## Data extract:
::::::::::

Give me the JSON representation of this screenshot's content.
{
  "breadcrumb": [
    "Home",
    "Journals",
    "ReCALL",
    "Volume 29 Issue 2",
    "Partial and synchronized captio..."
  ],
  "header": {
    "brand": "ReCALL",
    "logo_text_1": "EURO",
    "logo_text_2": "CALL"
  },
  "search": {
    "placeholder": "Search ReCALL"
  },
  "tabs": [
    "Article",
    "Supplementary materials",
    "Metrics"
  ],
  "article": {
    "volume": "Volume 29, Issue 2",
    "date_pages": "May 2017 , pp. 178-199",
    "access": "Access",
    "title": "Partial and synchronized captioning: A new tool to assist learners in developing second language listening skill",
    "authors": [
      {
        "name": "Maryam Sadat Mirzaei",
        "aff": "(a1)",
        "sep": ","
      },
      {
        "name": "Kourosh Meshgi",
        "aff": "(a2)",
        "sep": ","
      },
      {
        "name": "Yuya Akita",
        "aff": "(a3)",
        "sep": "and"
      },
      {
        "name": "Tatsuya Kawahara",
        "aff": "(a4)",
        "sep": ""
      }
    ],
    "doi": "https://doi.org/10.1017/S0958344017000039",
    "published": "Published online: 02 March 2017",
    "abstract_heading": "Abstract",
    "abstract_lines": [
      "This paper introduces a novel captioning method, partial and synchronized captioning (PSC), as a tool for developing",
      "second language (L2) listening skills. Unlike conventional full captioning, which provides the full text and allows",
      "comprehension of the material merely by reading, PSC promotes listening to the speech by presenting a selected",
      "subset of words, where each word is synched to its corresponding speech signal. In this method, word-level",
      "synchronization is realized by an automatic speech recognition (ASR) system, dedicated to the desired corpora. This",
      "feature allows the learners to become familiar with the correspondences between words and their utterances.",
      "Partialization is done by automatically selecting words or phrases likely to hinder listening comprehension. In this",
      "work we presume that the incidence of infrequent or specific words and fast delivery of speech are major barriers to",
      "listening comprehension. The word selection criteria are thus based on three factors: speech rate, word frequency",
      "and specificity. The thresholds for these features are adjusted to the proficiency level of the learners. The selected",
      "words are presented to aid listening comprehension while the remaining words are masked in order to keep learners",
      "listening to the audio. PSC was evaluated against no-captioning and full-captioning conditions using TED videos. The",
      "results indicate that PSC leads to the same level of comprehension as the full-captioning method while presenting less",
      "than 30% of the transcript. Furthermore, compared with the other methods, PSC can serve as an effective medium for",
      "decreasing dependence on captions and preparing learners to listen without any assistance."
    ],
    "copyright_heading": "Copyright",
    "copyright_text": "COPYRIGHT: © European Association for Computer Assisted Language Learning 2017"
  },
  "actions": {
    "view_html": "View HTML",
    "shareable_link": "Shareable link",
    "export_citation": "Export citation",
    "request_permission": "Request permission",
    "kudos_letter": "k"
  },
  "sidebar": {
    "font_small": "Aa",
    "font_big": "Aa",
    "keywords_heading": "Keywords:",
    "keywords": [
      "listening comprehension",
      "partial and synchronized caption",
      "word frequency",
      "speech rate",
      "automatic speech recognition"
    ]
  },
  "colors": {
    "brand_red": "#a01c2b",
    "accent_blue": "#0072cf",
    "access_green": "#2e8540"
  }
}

::::::::::

## Given instruction:
Check all the records above and select each line where the string "second" is found.

## Task answer:
    "title": "Partial and synchronized captioning: A new tool to assist learners in developing second language listening skill",
      "second language (L2) listening skills. Unlike conventional full captioning, which provides the full text and allows",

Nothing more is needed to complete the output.